Gather up the lines that contain "Humoud".

_Raw data_:
-- -- --
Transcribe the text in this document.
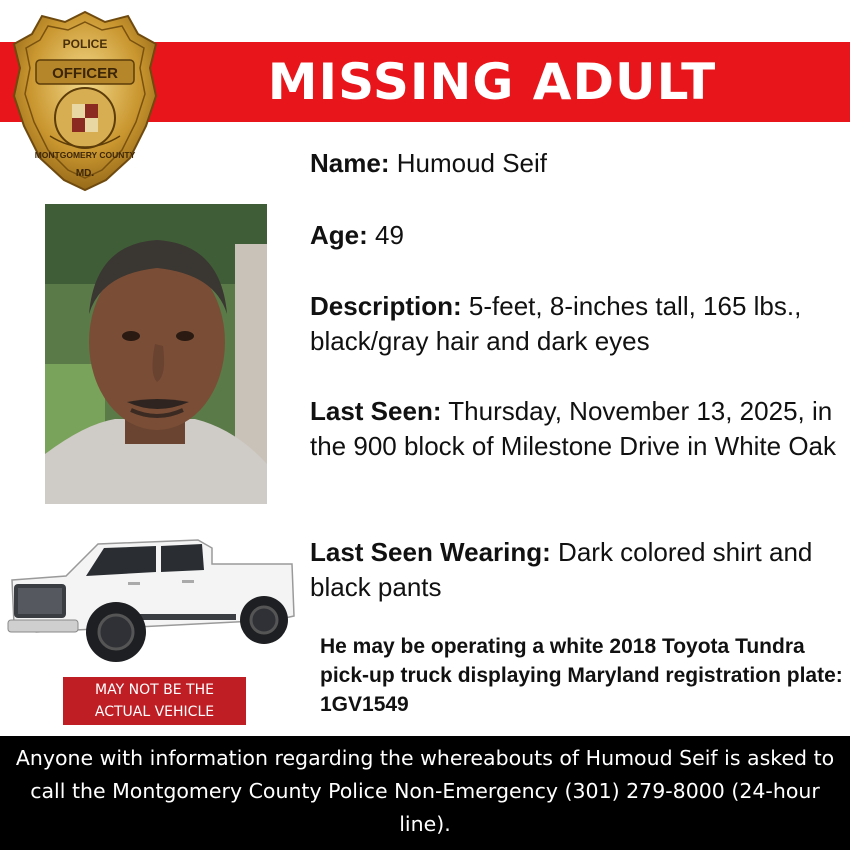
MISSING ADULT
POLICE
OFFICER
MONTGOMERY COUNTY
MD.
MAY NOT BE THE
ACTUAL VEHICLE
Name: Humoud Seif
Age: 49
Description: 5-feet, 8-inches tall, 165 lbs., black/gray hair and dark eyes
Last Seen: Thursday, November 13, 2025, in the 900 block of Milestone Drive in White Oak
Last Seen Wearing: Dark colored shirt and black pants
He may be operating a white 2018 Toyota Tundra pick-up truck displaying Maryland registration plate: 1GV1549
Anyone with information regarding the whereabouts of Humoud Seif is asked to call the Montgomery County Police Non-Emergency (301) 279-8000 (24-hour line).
-- -- --
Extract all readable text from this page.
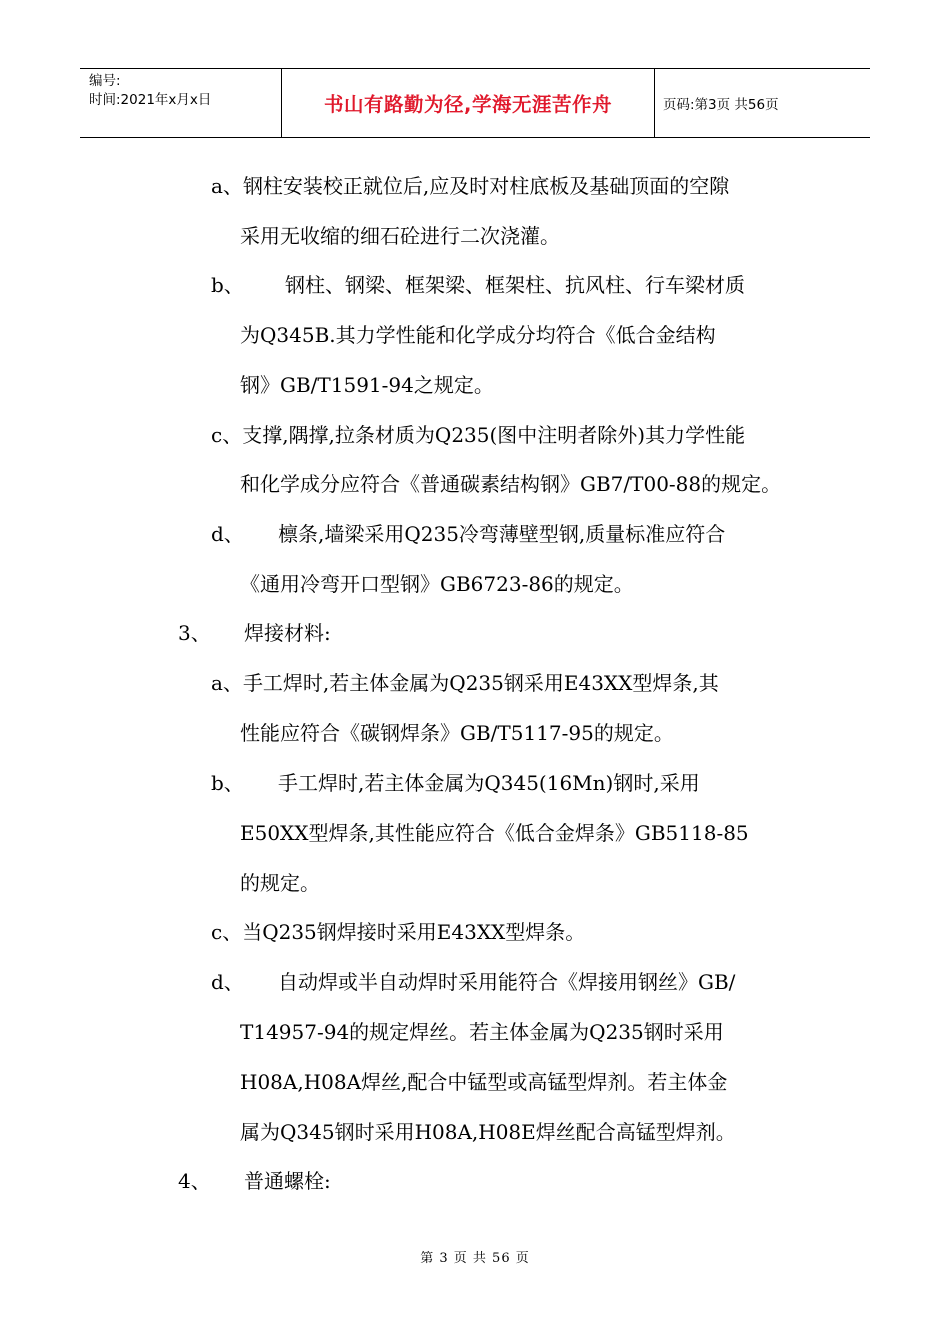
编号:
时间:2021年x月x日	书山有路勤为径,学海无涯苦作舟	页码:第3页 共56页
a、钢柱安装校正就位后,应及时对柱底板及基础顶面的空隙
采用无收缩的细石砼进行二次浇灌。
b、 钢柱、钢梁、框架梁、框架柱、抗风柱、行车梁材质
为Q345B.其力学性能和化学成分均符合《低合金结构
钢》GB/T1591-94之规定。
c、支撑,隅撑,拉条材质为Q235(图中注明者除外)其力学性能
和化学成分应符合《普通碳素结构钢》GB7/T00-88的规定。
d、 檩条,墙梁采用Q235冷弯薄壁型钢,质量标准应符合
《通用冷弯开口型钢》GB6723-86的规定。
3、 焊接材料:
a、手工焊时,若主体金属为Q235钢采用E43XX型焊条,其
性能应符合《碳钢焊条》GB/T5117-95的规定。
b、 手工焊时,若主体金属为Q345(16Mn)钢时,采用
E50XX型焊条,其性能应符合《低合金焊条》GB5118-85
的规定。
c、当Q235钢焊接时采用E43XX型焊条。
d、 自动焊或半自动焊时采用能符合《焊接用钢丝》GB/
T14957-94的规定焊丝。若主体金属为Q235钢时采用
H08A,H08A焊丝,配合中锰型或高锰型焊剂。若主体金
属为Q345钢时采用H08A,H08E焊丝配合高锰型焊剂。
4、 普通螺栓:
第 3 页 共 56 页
-- -- --
_Result below_:
Name: Humoud Seif
Anyone with information regarding the whereabouts of Humoud Seif is asked to call the Montgomery County Police Non-Emergency (301) 279-8000 (24-hour line).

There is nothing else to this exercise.